Dataset excerpt

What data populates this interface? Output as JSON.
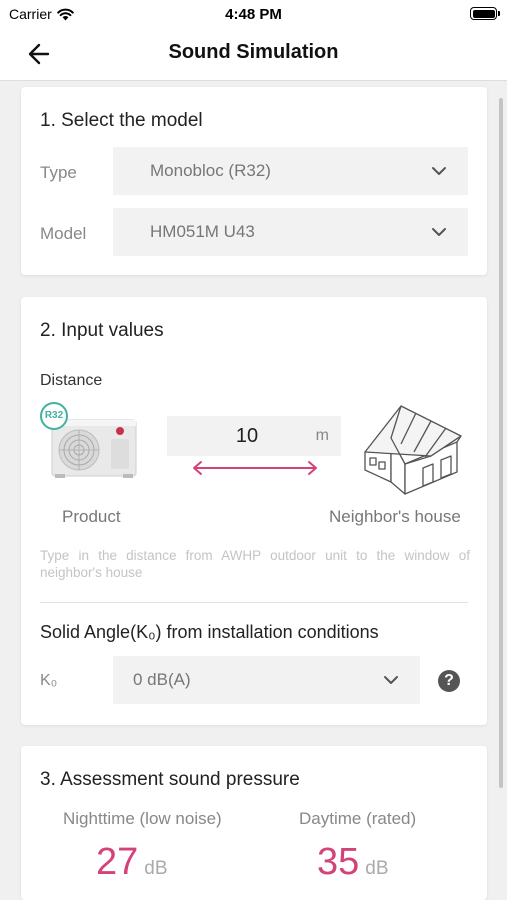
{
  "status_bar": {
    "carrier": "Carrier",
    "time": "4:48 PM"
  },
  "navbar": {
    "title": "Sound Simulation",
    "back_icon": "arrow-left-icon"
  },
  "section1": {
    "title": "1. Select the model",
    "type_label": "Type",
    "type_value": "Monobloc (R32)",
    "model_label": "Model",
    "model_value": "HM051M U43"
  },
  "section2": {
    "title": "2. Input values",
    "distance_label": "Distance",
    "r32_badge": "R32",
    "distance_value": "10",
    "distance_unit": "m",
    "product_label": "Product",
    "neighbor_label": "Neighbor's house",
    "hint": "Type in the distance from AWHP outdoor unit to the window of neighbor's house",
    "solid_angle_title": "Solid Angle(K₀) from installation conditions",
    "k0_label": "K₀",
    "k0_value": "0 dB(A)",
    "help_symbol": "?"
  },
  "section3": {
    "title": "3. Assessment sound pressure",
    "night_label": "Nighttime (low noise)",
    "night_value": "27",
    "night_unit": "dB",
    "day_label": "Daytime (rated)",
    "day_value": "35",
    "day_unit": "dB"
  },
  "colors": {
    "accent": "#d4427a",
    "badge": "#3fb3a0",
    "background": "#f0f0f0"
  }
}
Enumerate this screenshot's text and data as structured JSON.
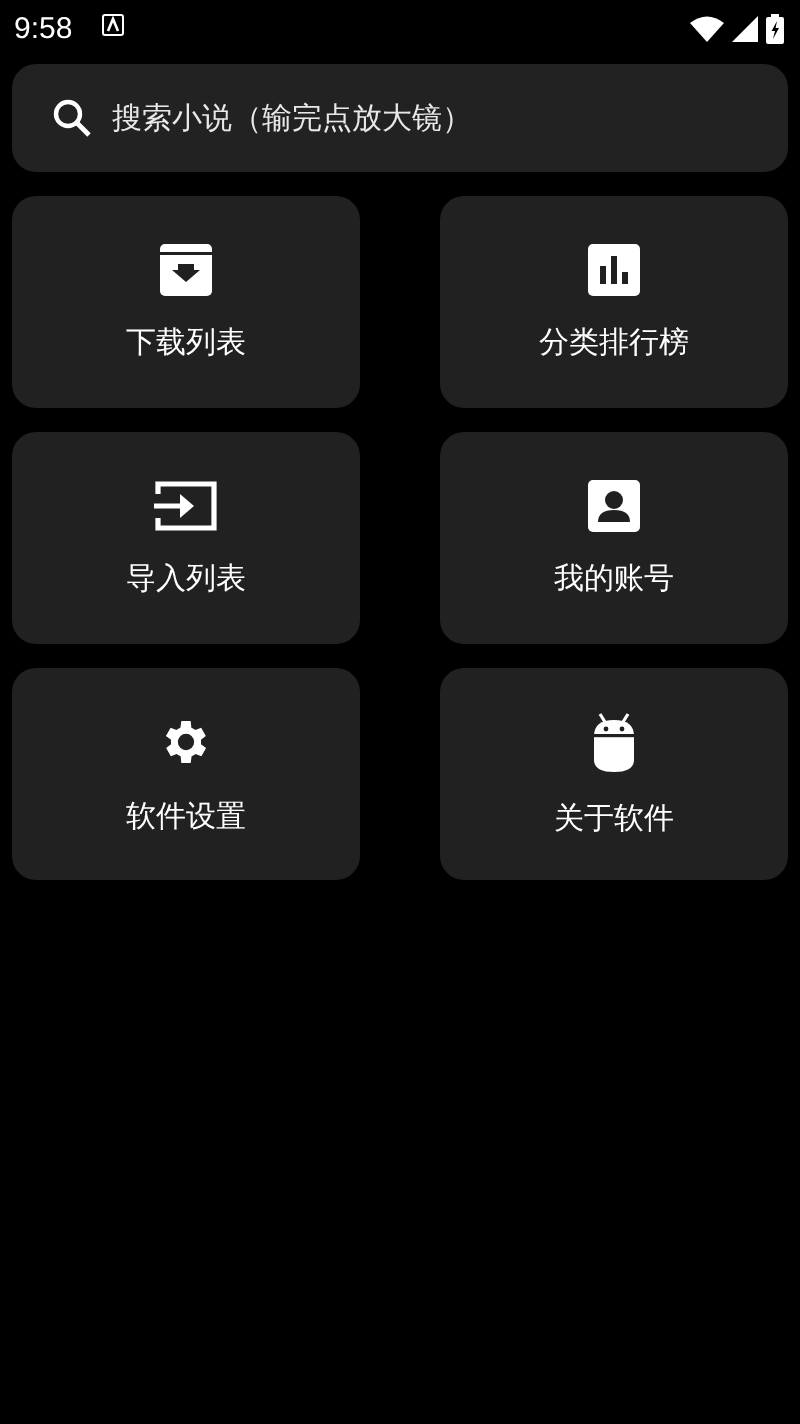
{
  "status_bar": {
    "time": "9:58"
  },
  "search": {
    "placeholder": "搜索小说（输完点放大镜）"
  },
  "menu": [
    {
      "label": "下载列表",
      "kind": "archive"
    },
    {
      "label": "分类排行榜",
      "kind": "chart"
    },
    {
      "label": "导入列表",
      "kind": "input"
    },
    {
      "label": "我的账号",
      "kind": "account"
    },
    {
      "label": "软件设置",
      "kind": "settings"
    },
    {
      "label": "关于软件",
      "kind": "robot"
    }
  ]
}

• [TASK TO COMPLETE]:
Return all lines with the word "from" in them.

• [TASK OUTPUT]:
    "hint": "Type in the distance from AWHP outdoor unit to the window of neighbor's house",
    "solid_angle_title": "Solid Angle(K₀) from installation conditions",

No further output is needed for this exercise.